## BEGIN

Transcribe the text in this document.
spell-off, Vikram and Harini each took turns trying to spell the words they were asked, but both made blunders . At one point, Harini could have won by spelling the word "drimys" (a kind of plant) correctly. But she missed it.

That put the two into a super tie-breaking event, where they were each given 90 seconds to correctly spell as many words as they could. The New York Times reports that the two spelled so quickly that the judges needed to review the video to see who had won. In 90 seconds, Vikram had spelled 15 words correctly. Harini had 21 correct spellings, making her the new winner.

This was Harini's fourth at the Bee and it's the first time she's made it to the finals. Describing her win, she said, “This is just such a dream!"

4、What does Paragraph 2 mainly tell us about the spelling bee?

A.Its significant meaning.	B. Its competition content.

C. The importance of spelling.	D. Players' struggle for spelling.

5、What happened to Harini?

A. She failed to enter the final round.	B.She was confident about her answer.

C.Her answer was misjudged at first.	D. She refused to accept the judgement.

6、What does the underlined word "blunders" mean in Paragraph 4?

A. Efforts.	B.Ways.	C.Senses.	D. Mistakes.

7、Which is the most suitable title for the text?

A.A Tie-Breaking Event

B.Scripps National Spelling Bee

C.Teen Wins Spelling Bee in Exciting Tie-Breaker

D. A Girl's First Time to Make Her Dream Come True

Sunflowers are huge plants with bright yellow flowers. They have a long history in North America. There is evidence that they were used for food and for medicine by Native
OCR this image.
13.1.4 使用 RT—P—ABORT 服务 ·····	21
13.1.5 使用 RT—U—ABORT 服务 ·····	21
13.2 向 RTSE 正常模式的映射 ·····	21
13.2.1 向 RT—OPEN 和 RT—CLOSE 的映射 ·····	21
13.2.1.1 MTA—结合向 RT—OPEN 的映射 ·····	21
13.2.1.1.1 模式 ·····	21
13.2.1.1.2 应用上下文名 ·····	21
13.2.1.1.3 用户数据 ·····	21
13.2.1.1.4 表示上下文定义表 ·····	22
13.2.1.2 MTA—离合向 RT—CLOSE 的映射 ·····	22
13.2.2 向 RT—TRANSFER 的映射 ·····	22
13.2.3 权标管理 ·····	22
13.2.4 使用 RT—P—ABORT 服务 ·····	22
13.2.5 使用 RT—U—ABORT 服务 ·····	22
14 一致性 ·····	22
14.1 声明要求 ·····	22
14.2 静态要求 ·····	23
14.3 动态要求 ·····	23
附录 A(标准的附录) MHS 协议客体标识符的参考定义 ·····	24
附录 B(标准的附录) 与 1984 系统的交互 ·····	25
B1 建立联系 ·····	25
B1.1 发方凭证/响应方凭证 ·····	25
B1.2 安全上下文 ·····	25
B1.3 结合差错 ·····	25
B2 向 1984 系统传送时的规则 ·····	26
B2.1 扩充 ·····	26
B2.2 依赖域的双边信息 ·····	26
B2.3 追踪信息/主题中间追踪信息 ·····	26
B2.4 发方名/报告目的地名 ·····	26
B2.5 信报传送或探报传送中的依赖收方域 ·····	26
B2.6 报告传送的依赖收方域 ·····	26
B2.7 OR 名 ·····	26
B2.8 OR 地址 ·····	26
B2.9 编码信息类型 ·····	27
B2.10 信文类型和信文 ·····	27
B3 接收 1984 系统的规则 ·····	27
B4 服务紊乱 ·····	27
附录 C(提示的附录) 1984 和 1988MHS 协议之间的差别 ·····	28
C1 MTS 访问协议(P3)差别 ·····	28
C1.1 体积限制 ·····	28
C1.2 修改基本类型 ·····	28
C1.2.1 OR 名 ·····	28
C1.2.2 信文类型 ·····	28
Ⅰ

## END

Exercise task:
Everything from the line containing "OCR this image." to the last line of the entries above should be quoted exactly, and only that.

Result of the exercise:
OCR this image.
13.1.4 使用 RT—P—ABORT 服务 ·····	21
13.1.5 使用 RT—U—ABORT 服务 ·····	21
13.2 向 RTSE 正常模式的映射 ·····	21
13.2.1 向 RT—OPEN 和 RT—CLOSE 的映射 ·····	21
13.2.1.1 MTA—结合向 RT—OPEN 的映射 ·····	21
13.2.1.1.1 模式 ·····	21
13.2.1.1.2 应用上下文名 ·····	21
13.2.1.1.3 用户数据 ·····	21
13.2.1.1.4 表示上下文定义表 ·····	22
13.2.1.2 MTA—离合向 RT—CLOSE 的映射 ·····	22
13.2.2 向 RT—TRANSFER 的映射 ·····	22
13.2.3 权标管理 ·····	22
13.2.4 使用 RT—P—ABORT 服务 ·····	22
13.2.5 使用 RT—U—ABORT 服务 ·····	22
14 一致性 ·····	22
14.1 声明要求 ·····	22
14.2 静态要求 ·····	23
14.3 动态要求 ·····	23
附录 A(标准的附录) MHS 协议客体标识符的参考定义 ·····	24
附录 B(标准的附录) 与 1984 系统的交互 ·····	25
B1 建立联系 ·····	25
B1.1 发方凭证/响应方凭证 ·····	25
B1.2 安全上下文 ·····	25
B1.3 结合差错 ·····	25
B2 向 1984 系统传送时的规则 ·····	26
B2.1 扩充 ·····	26
B2.2 依赖域的双边信息 ·····	26
B2.3 追踪信息/主题中间追踪信息 ·····	26
B2.4 发方名/报告目的地名 ·····	26
B2.5 信报传送或探报传送中的依赖收方域 ·····	26
B2.6 报告传送的依赖收方域 ·····	26
B2.7 OR 名 ·····	26
B2.8 OR 地址 ·····	26
B2.9 编码信息类型 ·····	27
B2.10 信文类型和信文 ·····	27
B3 接收 1984 系统的规则 ·····	27
B4 服务紊乱 ·····	27
附录 C(提示的附录) 1984 和 1988MHS 协议之间的差别 ·····	28
C1 MTS 访问协议(P3)差别 ·····	28
C1.1 体积限制 ·····	28
C1.2 修改基本类型 ·····	28
C1.2.1 OR 名 ·····	28
C1.2.2 信文类型 ·····	28
Ⅰ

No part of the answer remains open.